### THE PROBLEM
Count every line in the entries that follow where the word "电子邮件开户申请" appears, then state only the total.

──────

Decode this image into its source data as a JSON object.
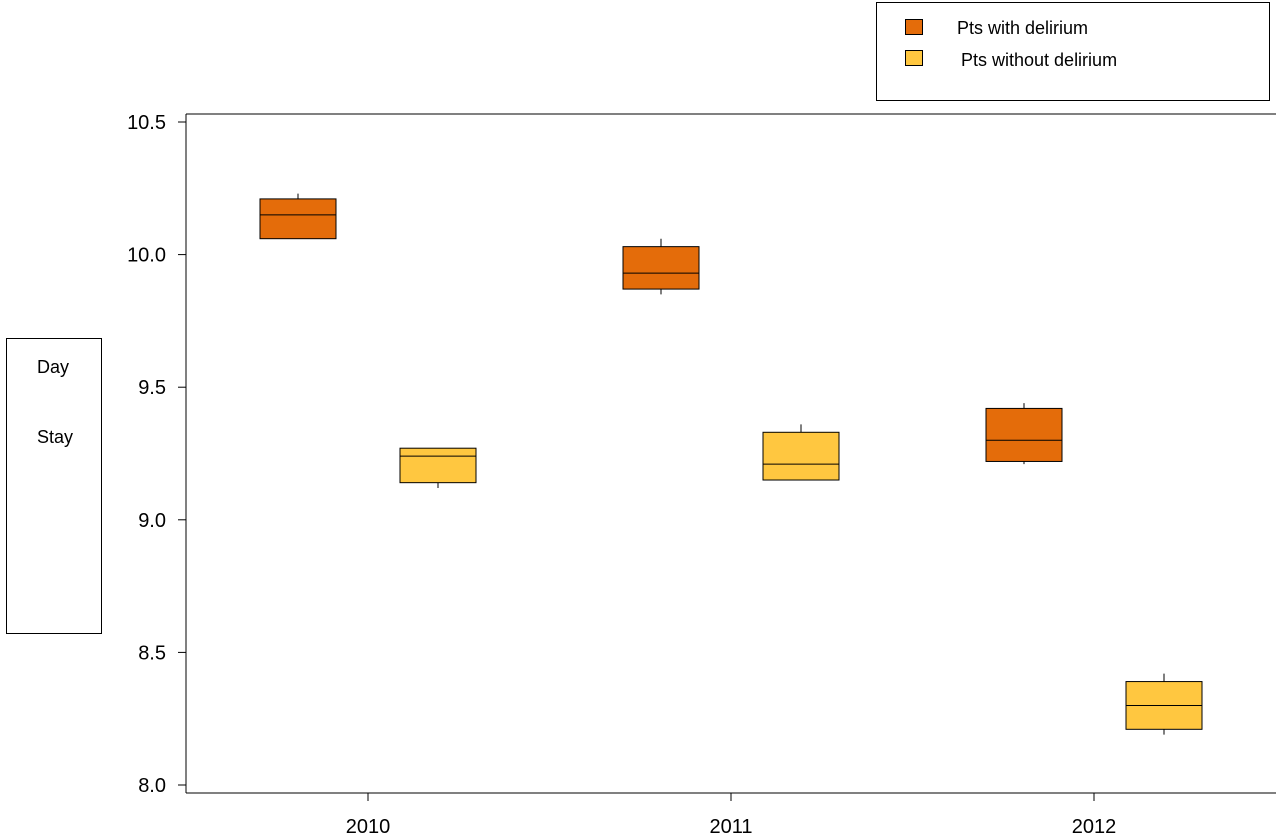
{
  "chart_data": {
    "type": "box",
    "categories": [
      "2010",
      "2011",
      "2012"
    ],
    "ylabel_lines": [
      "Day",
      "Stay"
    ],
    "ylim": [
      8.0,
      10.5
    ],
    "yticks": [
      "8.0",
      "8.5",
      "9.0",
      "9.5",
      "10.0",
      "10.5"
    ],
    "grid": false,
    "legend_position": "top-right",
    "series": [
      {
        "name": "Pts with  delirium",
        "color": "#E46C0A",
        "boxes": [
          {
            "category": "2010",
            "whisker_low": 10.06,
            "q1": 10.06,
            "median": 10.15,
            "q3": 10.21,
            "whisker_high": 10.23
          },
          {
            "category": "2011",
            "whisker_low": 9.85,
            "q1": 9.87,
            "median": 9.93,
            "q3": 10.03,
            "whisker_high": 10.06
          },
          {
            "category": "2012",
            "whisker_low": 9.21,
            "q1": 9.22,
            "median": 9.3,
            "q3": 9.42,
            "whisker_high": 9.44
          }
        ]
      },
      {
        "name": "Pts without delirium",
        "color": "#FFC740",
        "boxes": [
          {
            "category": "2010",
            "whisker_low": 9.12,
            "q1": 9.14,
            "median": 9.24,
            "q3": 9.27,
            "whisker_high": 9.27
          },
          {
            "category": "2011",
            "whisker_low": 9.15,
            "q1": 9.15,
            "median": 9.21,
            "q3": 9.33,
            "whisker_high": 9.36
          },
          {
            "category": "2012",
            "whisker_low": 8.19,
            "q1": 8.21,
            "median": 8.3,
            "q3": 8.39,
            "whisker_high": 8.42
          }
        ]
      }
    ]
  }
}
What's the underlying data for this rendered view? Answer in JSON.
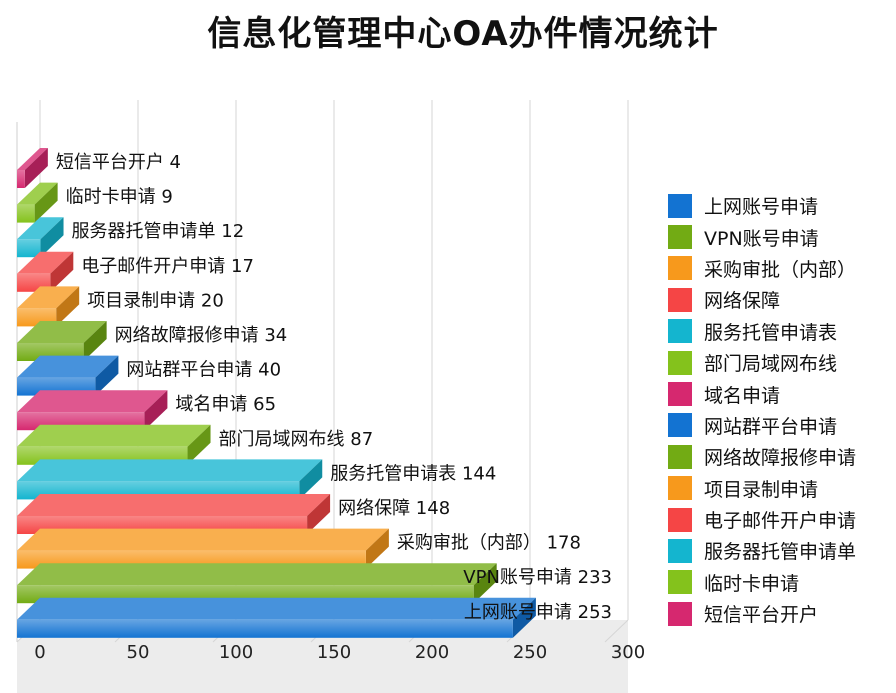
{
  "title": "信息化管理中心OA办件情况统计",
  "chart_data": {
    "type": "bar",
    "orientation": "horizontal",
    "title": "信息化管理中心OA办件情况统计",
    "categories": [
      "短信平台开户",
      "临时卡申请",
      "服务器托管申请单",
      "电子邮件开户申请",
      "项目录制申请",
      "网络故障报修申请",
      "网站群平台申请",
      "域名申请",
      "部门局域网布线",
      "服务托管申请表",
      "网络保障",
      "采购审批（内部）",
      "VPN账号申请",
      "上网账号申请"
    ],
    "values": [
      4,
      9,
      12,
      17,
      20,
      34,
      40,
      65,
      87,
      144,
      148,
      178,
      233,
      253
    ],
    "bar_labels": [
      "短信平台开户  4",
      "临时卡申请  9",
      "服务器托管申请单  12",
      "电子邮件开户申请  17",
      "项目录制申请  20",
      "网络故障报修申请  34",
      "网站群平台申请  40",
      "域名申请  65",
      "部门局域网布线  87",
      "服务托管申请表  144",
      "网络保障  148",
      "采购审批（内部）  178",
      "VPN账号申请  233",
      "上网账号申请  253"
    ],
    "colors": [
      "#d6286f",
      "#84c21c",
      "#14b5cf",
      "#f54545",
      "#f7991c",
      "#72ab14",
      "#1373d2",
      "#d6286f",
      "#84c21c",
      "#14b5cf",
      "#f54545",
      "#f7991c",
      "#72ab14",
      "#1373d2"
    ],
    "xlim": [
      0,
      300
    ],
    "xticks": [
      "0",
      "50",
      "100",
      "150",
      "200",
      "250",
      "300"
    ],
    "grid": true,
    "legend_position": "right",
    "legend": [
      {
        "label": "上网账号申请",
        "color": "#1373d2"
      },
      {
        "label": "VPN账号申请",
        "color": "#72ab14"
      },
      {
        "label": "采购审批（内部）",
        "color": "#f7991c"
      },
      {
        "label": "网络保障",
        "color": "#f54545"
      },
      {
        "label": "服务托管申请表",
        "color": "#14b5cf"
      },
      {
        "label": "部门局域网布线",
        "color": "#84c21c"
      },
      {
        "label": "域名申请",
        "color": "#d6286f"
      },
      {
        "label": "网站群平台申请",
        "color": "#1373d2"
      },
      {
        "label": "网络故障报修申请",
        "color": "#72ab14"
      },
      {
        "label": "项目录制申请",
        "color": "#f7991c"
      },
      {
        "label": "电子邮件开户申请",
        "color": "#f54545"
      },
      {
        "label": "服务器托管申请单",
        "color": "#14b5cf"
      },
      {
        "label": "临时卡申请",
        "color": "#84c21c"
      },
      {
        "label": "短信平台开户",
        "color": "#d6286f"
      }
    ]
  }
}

──────

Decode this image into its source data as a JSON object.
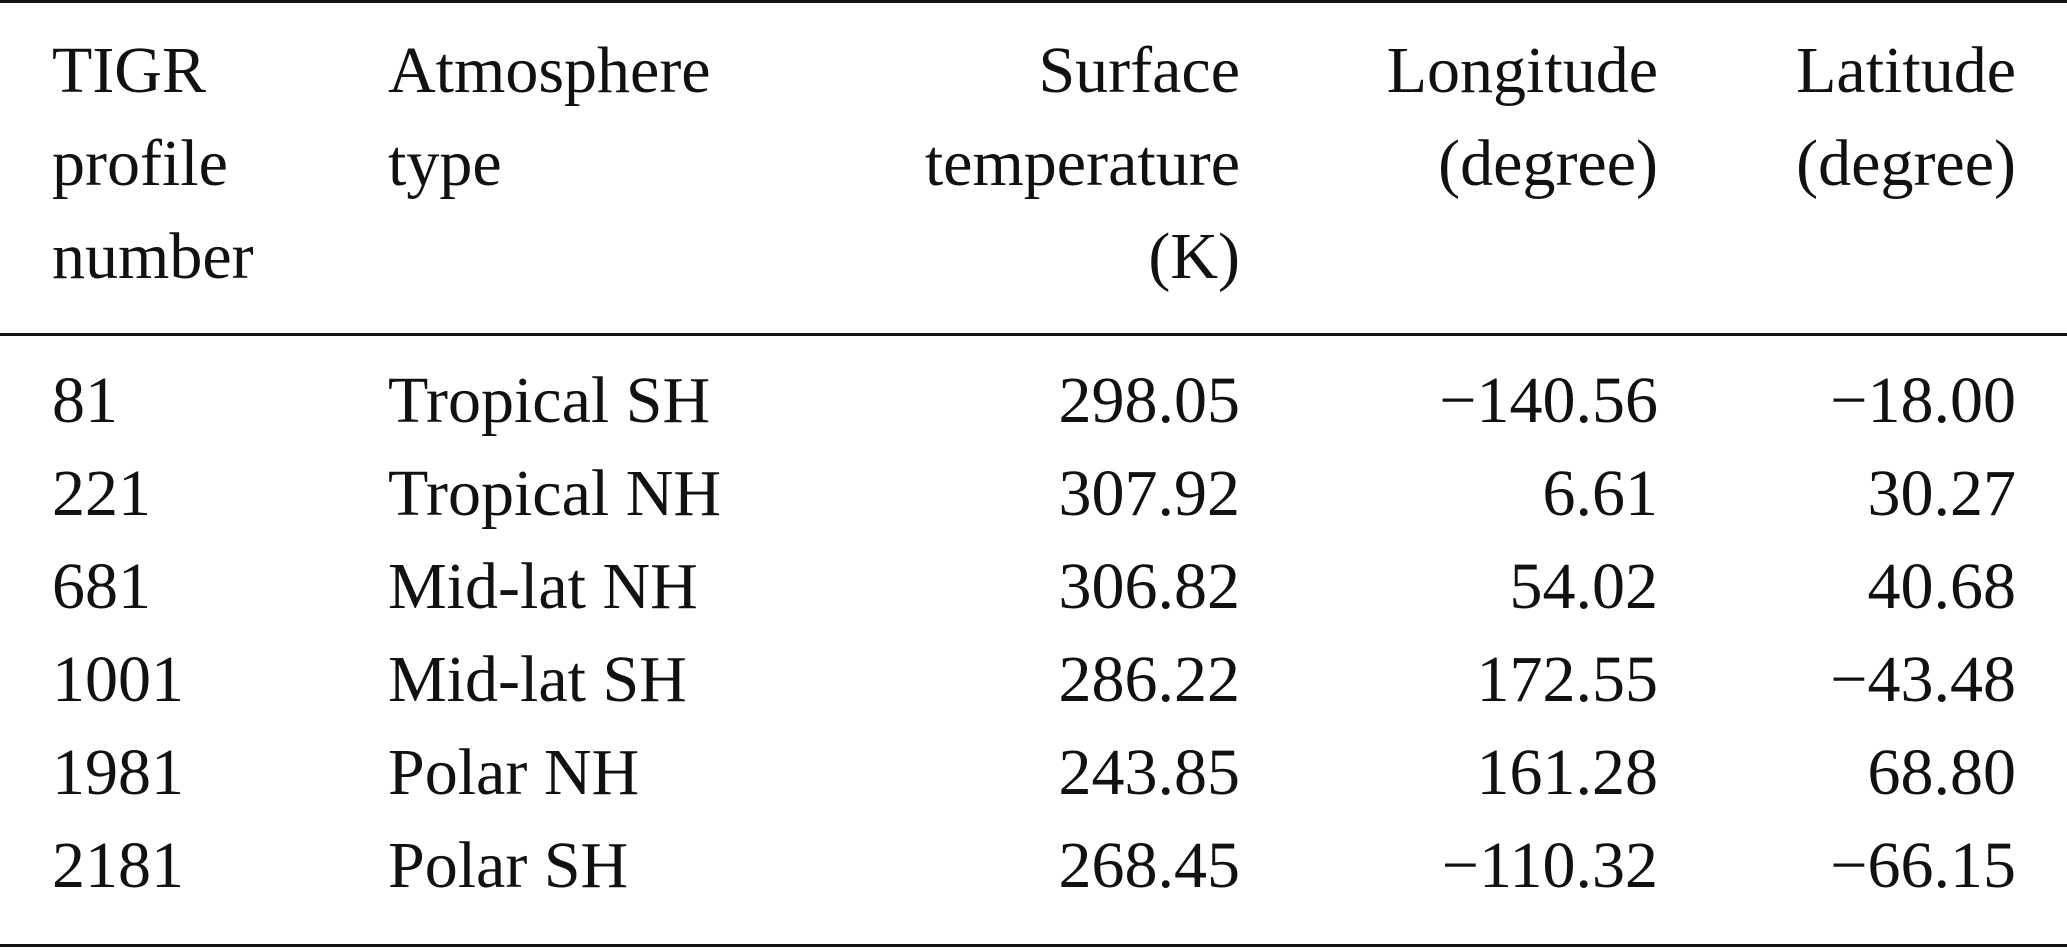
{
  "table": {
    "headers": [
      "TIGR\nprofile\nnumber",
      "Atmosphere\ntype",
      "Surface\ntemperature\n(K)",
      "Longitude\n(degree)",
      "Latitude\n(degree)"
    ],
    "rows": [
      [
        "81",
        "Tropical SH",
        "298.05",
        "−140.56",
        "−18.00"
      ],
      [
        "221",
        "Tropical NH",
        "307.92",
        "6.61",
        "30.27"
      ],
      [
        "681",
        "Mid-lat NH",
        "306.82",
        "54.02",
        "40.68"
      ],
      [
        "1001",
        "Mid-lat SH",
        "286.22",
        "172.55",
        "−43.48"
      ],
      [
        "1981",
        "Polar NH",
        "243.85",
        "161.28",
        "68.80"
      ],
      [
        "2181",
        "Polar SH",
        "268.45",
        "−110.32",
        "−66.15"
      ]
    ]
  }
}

──────

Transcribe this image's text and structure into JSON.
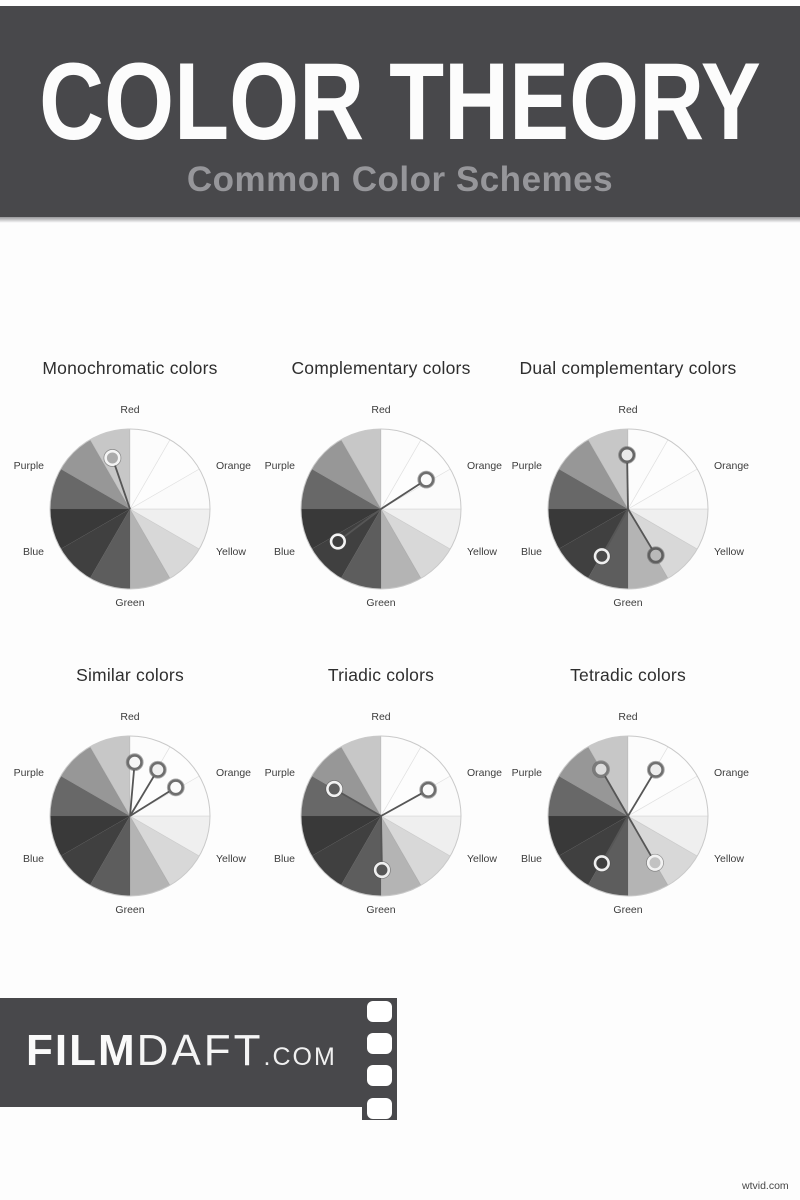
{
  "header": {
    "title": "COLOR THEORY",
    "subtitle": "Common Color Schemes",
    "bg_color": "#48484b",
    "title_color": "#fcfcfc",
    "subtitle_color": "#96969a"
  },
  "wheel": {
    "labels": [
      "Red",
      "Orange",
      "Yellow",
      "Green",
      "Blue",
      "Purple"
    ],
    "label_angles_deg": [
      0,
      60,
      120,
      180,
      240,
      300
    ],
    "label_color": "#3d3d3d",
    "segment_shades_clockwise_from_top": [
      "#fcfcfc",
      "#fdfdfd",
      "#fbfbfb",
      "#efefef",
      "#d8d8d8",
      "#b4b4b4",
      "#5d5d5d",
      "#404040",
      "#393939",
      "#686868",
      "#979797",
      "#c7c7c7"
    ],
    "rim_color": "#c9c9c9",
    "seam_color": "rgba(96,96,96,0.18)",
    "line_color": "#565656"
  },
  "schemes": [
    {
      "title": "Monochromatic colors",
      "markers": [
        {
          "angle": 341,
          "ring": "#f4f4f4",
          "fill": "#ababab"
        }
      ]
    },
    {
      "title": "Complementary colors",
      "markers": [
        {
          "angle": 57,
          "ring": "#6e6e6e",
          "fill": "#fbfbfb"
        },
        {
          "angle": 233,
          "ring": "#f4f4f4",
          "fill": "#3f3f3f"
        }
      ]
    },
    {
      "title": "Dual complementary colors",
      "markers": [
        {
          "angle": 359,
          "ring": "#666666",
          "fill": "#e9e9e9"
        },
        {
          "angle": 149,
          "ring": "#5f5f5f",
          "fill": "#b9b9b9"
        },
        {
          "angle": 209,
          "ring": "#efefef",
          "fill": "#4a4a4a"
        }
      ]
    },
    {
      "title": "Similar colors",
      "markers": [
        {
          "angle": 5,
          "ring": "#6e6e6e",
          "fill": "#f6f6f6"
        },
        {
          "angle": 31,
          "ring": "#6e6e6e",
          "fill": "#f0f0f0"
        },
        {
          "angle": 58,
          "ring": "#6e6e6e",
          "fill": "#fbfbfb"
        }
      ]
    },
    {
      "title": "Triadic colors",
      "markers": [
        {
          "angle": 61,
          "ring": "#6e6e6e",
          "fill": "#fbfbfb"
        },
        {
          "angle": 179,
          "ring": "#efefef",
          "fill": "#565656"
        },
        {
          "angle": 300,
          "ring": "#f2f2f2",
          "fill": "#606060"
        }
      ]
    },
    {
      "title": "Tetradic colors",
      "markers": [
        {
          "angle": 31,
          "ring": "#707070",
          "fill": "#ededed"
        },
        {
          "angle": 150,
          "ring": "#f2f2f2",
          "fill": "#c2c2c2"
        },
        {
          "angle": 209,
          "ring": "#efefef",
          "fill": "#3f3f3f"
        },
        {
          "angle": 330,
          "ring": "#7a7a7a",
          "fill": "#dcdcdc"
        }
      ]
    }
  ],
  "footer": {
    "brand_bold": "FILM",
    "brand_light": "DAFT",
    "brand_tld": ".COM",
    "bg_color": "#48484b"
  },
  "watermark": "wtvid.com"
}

──────

### FINISHED TASK
3